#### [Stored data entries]
====

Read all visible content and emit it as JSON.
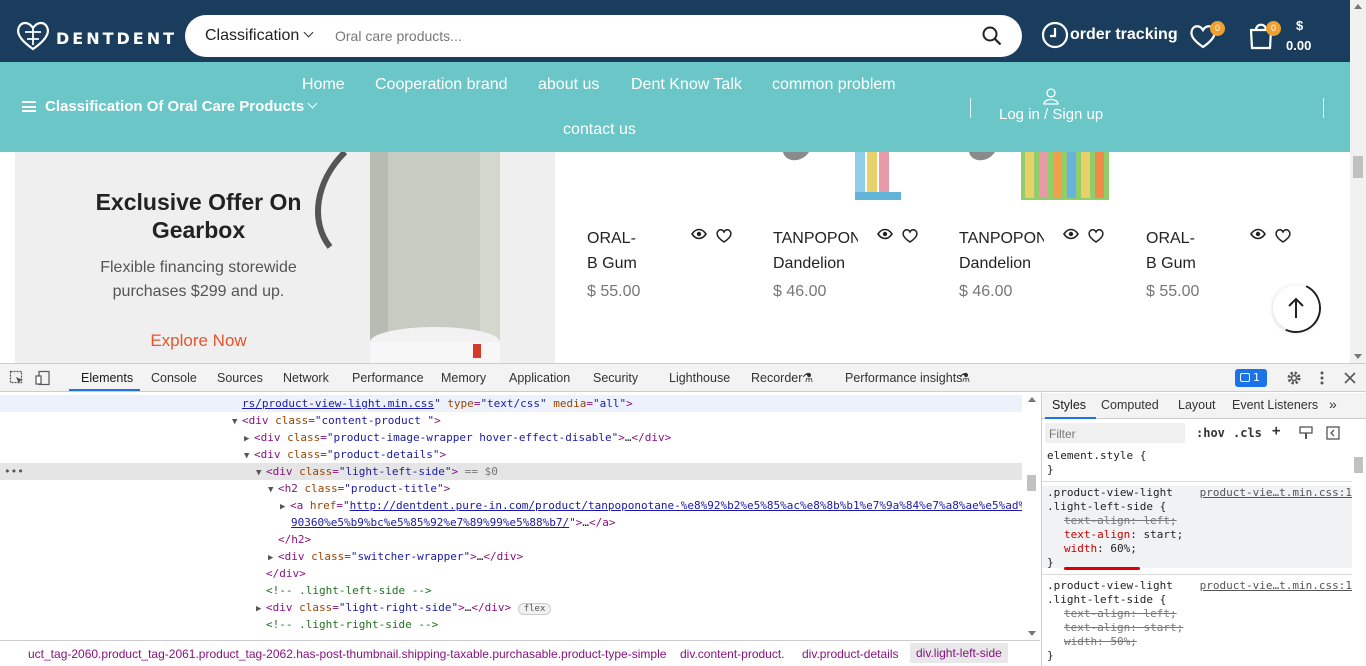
{
  "header": {
    "logo_text": "DENTDENT",
    "search_category": "Classification",
    "search_placeholder": "Oral care products...",
    "order_tracking": "order tracking",
    "wishlist_count": "0",
    "cart_count": "0",
    "cart_currency": "$",
    "cart_total": "0.00"
  },
  "nav": {
    "category_menu": "Classification Of Oral Care Products",
    "links": [
      "Home",
      "Cooperation brand",
      "about us",
      "Dent Know Talk",
      "common problem",
      "contact us"
    ],
    "login": "Log in / Sign up"
  },
  "promo": {
    "title": "Exclusive Offer On Gearbox",
    "subtitle": "Flexible financing storewide purchases $299 and up.",
    "cta": "Explore Now"
  },
  "products": [
    {
      "name_line1": "ORAL-",
      "name_line2": "B Gum",
      "price": "$ 55.00"
    },
    {
      "name_line1": "TANPOPONOTANE",
      "name_line2": "Dandelion",
      "price": "$ 46.00"
    },
    {
      "name_line1": "TANPOPONOTANE",
      "name_line2": "Dandelion",
      "price": "$ 46.00"
    },
    {
      "name_line1": "ORAL-",
      "name_line2": "B Gum",
      "price": "$ 55.00"
    }
  ],
  "devtools": {
    "tabs": [
      "Elements",
      "Console",
      "Sources",
      "Network",
      "Performance",
      "Memory",
      "Application",
      "Security",
      "Lighthouse",
      "Recorder",
      "Performance insights"
    ],
    "issues_count": "1",
    "dom": {
      "l0_val": "rs/product-view-light.min.css",
      "l0_rest_attr1": "type",
      "l0_rest_val1": "\"text/css\"",
      "l0_rest_attr2": "media",
      "l0_rest_val2": "\"all\"",
      "l1": "content-product ",
      "l2": "product-image-wrapper hover-effect-disable",
      "l3": "product-details",
      "l4": "light-left-side",
      "l4_eq": "== $0",
      "l5": "product-title",
      "l6_href_a": "http://dentdent.pure-in.com/product/tanpoponotane-%e8%92%b2%e5%85%ac%e8%8b%b1%e7%9a%84%e7%a8%ae%e5%ad%",
      "l6_href_b": "90360%e5%b9%bc%e5%85%92%e7%89%99%e5%88%b7/",
      "l8": "switcher-wrapper",
      "l10_cmt": "<!-- .light-left-side -->",
      "l11": "light-right-side",
      "l11_badge": "flex",
      "l12_cmt": "<!-- .light-right-side -->"
    },
    "breadcrumb": [
      "uct_tag-2060.product_tag-2061.product_tag-2062.has-post-thumbnail.shipping-taxable.purchasable.product-type-simple",
      "div.content-product.",
      "div.product-details",
      "div.light-left-side"
    ],
    "styles_tabs": [
      "Styles",
      "Computed",
      "Layout",
      "Event Listeners"
    ],
    "filter_placeholder": "Filter",
    "hov": ":hov",
    "cls": ".cls",
    "rules": {
      "element_style": "element.style {",
      "close": "}",
      "r1_sel1": ".product-view-light",
      "r1_sel2": ".light-left-side {",
      "r1_src": "product-vie…t.min.css:1",
      "r1_p1": "text-align: left;",
      "r1_p2n": "text-align",
      "r1_p2v": "start;",
      "r1_p3n": "width",
      "r1_p3v": "60%;",
      "r2_sel1": ".product-view-light",
      "r2_sel2": ".light-left-side {",
      "r2_src": "product-vie…t.min.css:1",
      "r2_p1": "text-align: left;",
      "r2_p2": "text-align: start;",
      "r2_p3": "width: 50%;"
    }
  }
}
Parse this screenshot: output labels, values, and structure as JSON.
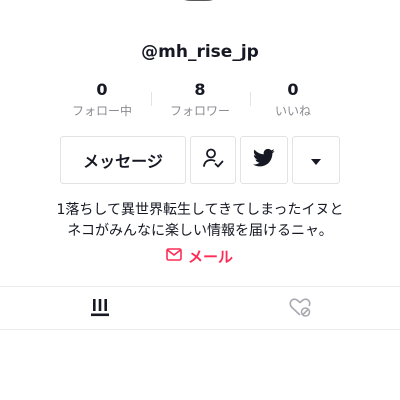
{
  "profile": {
    "username": "@mh_rise_jp"
  },
  "stats": [
    {
      "value": "0",
      "label": "フォロー中"
    },
    {
      "value": "8",
      "label": "フォロワー"
    },
    {
      "value": "0",
      "label": "いいね"
    }
  ],
  "actions": {
    "message_label": "メッセージ",
    "follow_icon": "person-check-icon",
    "twitter_icon": "twitter-icon",
    "more_icon": "triangle-down-icon"
  },
  "bio": {
    "line1": "1落ちして異世界転生してきてしまったイヌと",
    "line2": "ネコがみんなに楽しい情報を届けるニャ。"
  },
  "mail": {
    "label": "メール",
    "icon": "mail-icon"
  },
  "tabs": [
    {
      "icon": "videos-grid-icon"
    },
    {
      "icon": "liked-heart-icon"
    }
  ],
  "colors": {
    "accent": "#fe2c55",
    "text": "#161823",
    "muted": "#8a8b91",
    "border": "#e3e3e4"
  }
}
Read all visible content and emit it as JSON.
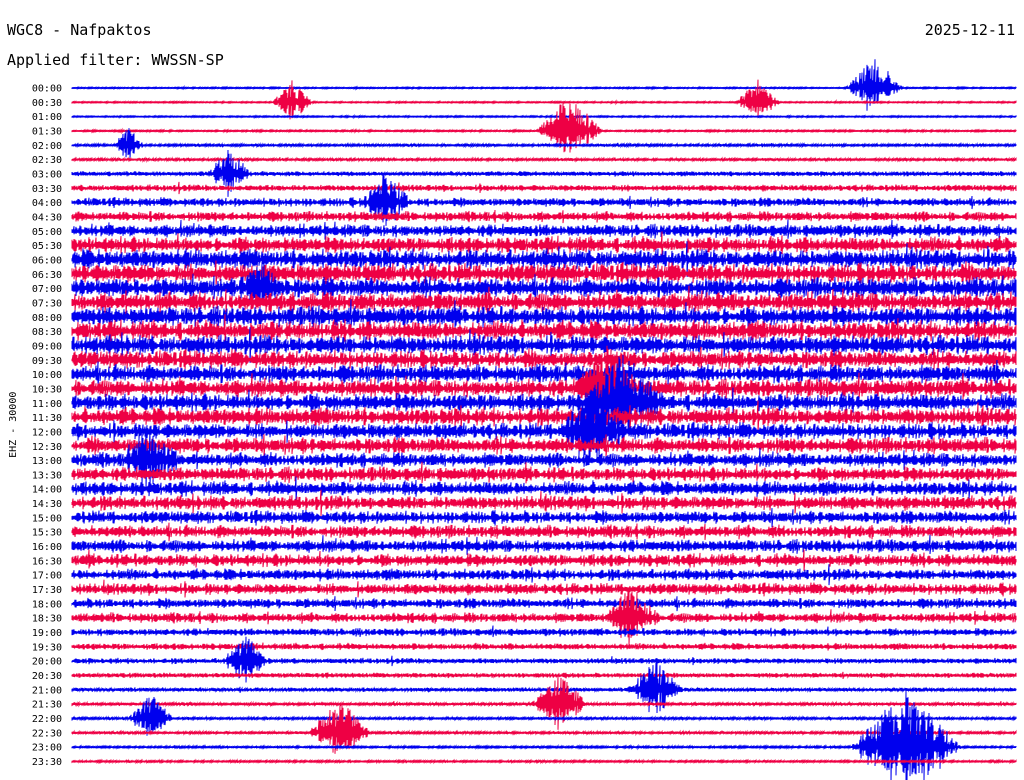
{
  "header": {
    "station": "WGC8 - Nafpaktos",
    "date": "2025-12-11",
    "filter": "Applied filter: WWSSN-SP"
  },
  "chart_data": {
    "type": "line",
    "title": "WGC8 - Nafpaktos",
    "ylabel": "EHZ - 30000",
    "xlabel": "",
    "row_labels": [
      "00:00",
      "00:30",
      "01:00",
      "01:30",
      "02:00",
      "02:30",
      "03:00",
      "03:30",
      "04:00",
      "04:30",
      "05:00",
      "05:30",
      "06:00",
      "06:30",
      "07:00",
      "07:30",
      "08:00",
      "08:30",
      "09:00",
      "09:30",
      "10:00",
      "10:30",
      "11:00",
      "11:30",
      "12:00",
      "12:30",
      "13:00",
      "13:30",
      "14:00",
      "14:30",
      "15:00",
      "15:30",
      "16:00",
      "16:30",
      "17:00",
      "17:30",
      "18:00",
      "18:30",
      "19:00",
      "19:30",
      "20:00",
      "20:30",
      "21:00",
      "21:30",
      "22:00",
      "22:30",
      "23:00",
      "23:30"
    ],
    "row_colors": [
      "#0000ee",
      "#ee0044"
    ],
    "activity_level": [
      0.15,
      0.15,
      0.15,
      0.2,
      0.3,
      0.3,
      0.45,
      0.55,
      0.65,
      0.7,
      0.8,
      0.9,
      1.0,
      1.0,
      1.0,
      1.0,
      1.0,
      1.0,
      1.0,
      0.95,
      0.95,
      0.95,
      0.95,
      0.95,
      0.9,
      0.9,
      0.85,
      0.85,
      0.85,
      0.85,
      0.8,
      0.8,
      0.8,
      0.8,
      0.75,
      0.75,
      0.7,
      0.7,
      0.6,
      0.55,
      0.5,
      0.45,
      0.4,
      0.35,
      0.3,
      0.3,
      0.25,
      0.25
    ],
    "events": [
      {
        "row": 0,
        "minute": 25.5,
        "amplitude": 2.6
      },
      {
        "row": 1,
        "minute": 7,
        "amplitude": 1.8
      },
      {
        "row": 1,
        "minute": 21.8,
        "amplitude": 2.0
      },
      {
        "row": 3,
        "minute": 15.8,
        "amplitude": 3.0
      },
      {
        "row": 4,
        "minute": 1.8,
        "amplitude": 1.4
      },
      {
        "row": 6,
        "minute": 5,
        "amplitude": 2.0
      },
      {
        "row": 8,
        "minute": 10,
        "amplitude": 2.2
      },
      {
        "row": 14,
        "minute": 6,
        "amplitude": 2.0
      },
      {
        "row": 21,
        "minute": 17,
        "amplitude": 3.0
      },
      {
        "row": 22,
        "minute": 17.5,
        "amplitude": 3.5
      },
      {
        "row": 24,
        "minute": 16.5,
        "amplitude": 3.0
      },
      {
        "row": 26,
        "minute": 2.5,
        "amplitude": 2.5
      },
      {
        "row": 37,
        "minute": 17.8,
        "amplitude": 2.4
      },
      {
        "row": 40,
        "minute": 5.5,
        "amplitude": 2.0
      },
      {
        "row": 42,
        "minute": 18.5,
        "amplitude": 2.5
      },
      {
        "row": 43,
        "minute": 15.5,
        "amplitude": 2.5
      },
      {
        "row": 44,
        "minute": 2.5,
        "amplitude": 2.0
      },
      {
        "row": 45,
        "minute": 8.5,
        "amplitude": 2.8
      },
      {
        "row": 46,
        "minute": 26.5,
        "amplitude": 5.0
      }
    ]
  }
}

====

#### [What the exercise asks]
The material above must be printed exactly, with its pictures left out.

#### [Response for this exercise]
Read all visible content and emit it as JSON.
{
  "header": {
    "logo_text": "DENTDENT",
    "search_category": "Classification",
    "search_placeholder": "Oral care products...",
    "order_tracking": "order tracking",
    "wishlist_count": "0",
    "cart_count": "0",
    "cart_currency": "$",
    "cart_total": "0.00"
  },
  "nav": {
    "category_menu": "Classification Of Oral Care Products",
    "links": [
      "Home",
      "Cooperation brand",
      "about us",
      "Dent Know Talk",
      "common problem",
      "contact us"
    ],
    "login": "Log in / Sign up"
  },
  "promo": {
    "title": "Exclusive Offer On Gearbox",
    "subtitle": "Flexible financing storewide purchases $299 and up.",
    "cta": "Explore Now"
  },
  "products": [
    {
      "name_line1": "ORAL-",
      "name_line2": "B Gum",
      "price": "$ 55.00"
    },
    {
      "name_line1": "TANPOPONOTANE",
      "name_line2": "Dandelion",
      "price": "$ 46.00"
    },
    {
      "name_line1": "TANPOPONOTANE",
      "name_line2": "Dandelion",
      "price": "$ 46.00"
    },
    {
      "name_line1": "ORAL-",
      "name_line2": "B Gum",
      "price": "$ 55.00"
    }
  ],
  "devtools": {
    "tabs": [
      "Elements",
      "Console",
      "Sources",
      "Network",
      "Performance",
      "Memory",
      "Application",
      "Security",
      "Lighthouse",
      "Recorder",
      "Performance insights"
    ],
    "issues_count": "1",
    "dom": {
      "l0_val": "rs/product-view-light.min.css",
      "l0_rest_attr1": "type",
      "l0_rest_val1": "\"text/css\"",
      "l0_rest_attr2": "media",
      "l0_rest_val2": "\"all\"",
      "l1": "content-product ",
      "l2": "product-image-wrapper hover-effect-disable",
      "l3": "product-details",
      "l4": "light-left-side",
      "l4_eq": "== $0",
      "l5": "product-title",
      "l6_href_a": "http://dentdent.pure-in.com/product/tanpoponotane-%e8%92%b2%e5%85%ac%e8%8b%b1%e7%9a%84%e7%a8%ae%e5%ad%",
      "l6_href_b": "90360%e5%b9%bc%e5%85%92%e7%89%99%e5%88%b7/",
      "l8": "switcher-wrapper",
      "l10_cmt": "<!-- .light-left-side -->",
      "l11": "light-right-side",
      "l11_badge": "flex",
      "l12_cmt": "<!-- .light-right-side -->"
    },
    "breadcrumb": [
      "uct_tag-2060.product_tag-2061.product_tag-2062.has-post-thumbnail.shipping-taxable.purchasable.product-type-simple",
      "div.content-product.",
      "div.product-details",
      "div.light-left-side"
    ],
    "styles_tabs": [
      "Styles",
      "Computed",
      "Layout",
      "Event Listeners"
    ],
    "filter_placeholder": "Filter",
    "hov": ":hov",
    "cls": ".cls",
    "rules": {
      "element_style": "element.style {",
      "close": "}",
      "r1_sel1": ".product-view-light",
      "r1_sel2": ".light-left-side {",
      "r1_src": "product-vie…t.min.css:1",
      "r1_p1": "text-align: left;",
      "r1_p2n": "text-align",
      "r1_p2v": "start;",
      "r1_p3n": "width",
      "r1_p3v": "60%;",
      "r2_sel1": ".product-view-light",
      "r2_sel2": ".light-left-side {",
      "r2_src": "product-vie…t.min.css:1",
      "r2_p1": "text-align: left;",
      "r2_p2": "text-align: start;",
      "r2_p3": "width: 50%;"
    }
  }
}
Parse this screenshot: output labels, values, and structure as JSON.
{
  "profile": {
    "username": "@mh_rise_jp"
  },
  "stats": [
    {
      "value": "0",
      "label": "フォロー中"
    },
    {
      "value": "8",
      "label": "フォロワー"
    },
    {
      "value": "0",
      "label": "いいね"
    }
  ],
  "actions": {
    "message_label": "メッセージ",
    "follow_icon": "person-check-icon",
    "twitter_icon": "twitter-icon",
    "more_icon": "triangle-down-icon"
  },
  "bio": {
    "line1": "1落ちして異世界転生してきてしまったイヌと",
    "line2": "ネコがみんなに楽しい情報を届けるニャ。"
  },
  "mail": {
    "label": "メール",
    "icon": "mail-icon"
  },
  "tabs": [
    {
      "icon": "videos-grid-icon"
    },
    {
      "icon": "liked-heart-icon"
    }
  ],
  "colors": {
    "accent": "#fe2c55",
    "text": "#161823",
    "muted": "#8a8b91",
    "border": "#e3e3e4"
  }
}
Read all visible content and emit it as JSON.
{
  "header": {
    "station": "WGC8 - Nafpaktos",
    "date": "2025-12-11",
    "filter": "Applied filter: WWSSN-SP"
  },
  "chart_data": {
    "type": "line",
    "title": "WGC8 - Nafpaktos",
    "ylabel": "EHZ - 30000",
    "xlabel": "",
    "row_labels": [
      "00:00",
      "00:30",
      "01:00",
      "01:30",
      "02:00",
      "02:30",
      "03:00",
      "03:30",
      "04:00",
      "04:30",
      "05:00",
      "05:30",
      "06:00",
      "06:30",
      "07:00",
      "07:30",
      "08:00",
      "08:30",
      "09:00",
      "09:30",
      "10:00",
      "10:30",
      "11:00",
      "11:30",
      "12:00",
      "12:30",
      "13:00",
      "13:30",
      "14:00",
      "14:30",
      "15:00",
      "15:30",
      "16:00",
      "16:30",
      "17:00",
      "17:30",
      "18:00",
      "18:30",
      "19:00",
      "19:30",
      "20:00",
      "20:30",
      "21:00",
      "21:30",
      "22:00",
      "22:30",
      "23:00",
      "23:30"
    ],
    "row_colors": [
      "#0000ee",
      "#ee0044"
    ],
    "activity_level": [
      0.15,
      0.15,
      0.15,
      0.2,
      0.3,
      0.3,
      0.45,
      0.55,
      0.65,
      0.7,
      0.8,
      0.9,
      1.0,
      1.0,
      1.0,
      1.0,
      1.0,
      1.0,
      1.0,
      0.95,
      0.95,
      0.95,
      0.95,
      0.95,
      0.9,
      0.9,
      0.85,
      0.85,
      0.85,
      0.85,
      0.8,
      0.8,
      0.8,
      0.8,
      0.75,
      0.75,
      0.7,
      0.7,
      0.6,
      0.55,
      0.5,
      0.45,
      0.4,
      0.35,
      0.3,
      0.3,
      0.25,
      0.25
    ],
    "events": [
      {
        "row": 0,
        "minute": 25.5,
        "amplitude": 2.6
      },
      {
        "row": 1,
        "minute": 7,
        "amplitude": 1.8
      },
      {
        "row": 1,
        "minute": 21.8,
        "amplitude": 2.0
      },
      {
        "row": 3,
        "minute": 15.8,
        "amplitude": 3.0
      },
      {
        "row": 4,
        "minute": 1.8,
        "amplitude": 1.4
      },
      {
        "row": 6,
        "minute": 5,
        "amplitude": 2.0
      },
      {
        "row": 8,
        "minute": 10,
        "amplitude": 2.2
      },
      {
        "row": 14,
        "minute": 6,
        "amplitude": 2.0
      },
      {
        "row": 21,
        "minute": 17,
        "amplitude": 3.0
      },
      {
        "row": 22,
        "minute": 17.5,
        "amplitude": 3.5
      },
      {
        "row": 24,
        "minute": 16.5,
        "amplitude": 3.0
      },
      {
        "row": 26,
        "minute": 2.5,
        "amplitude": 2.5
      },
      {
        "row": 37,
        "minute": 17.8,
        "amplitude": 2.4
      },
      {
        "row": 40,
        "minute": 5.5,
        "amplitude": 2.0
      },
      {
        "row": 42,
        "minute": 18.5,
        "amplitude": 2.5
      },
      {
        "row": 43,
        "minute": 15.5,
        "amplitude": 2.5
      },
      {
        "row": 44,
        "minute": 2.5,
        "amplitude": 2.0
      },
      {
        "row": 45,
        "minute": 8.5,
        "amplitude": 2.8
      },
      {
        "row": 46,
        "minute": 26.5,
        "amplitude": 5.0
      }
    ]
  }
}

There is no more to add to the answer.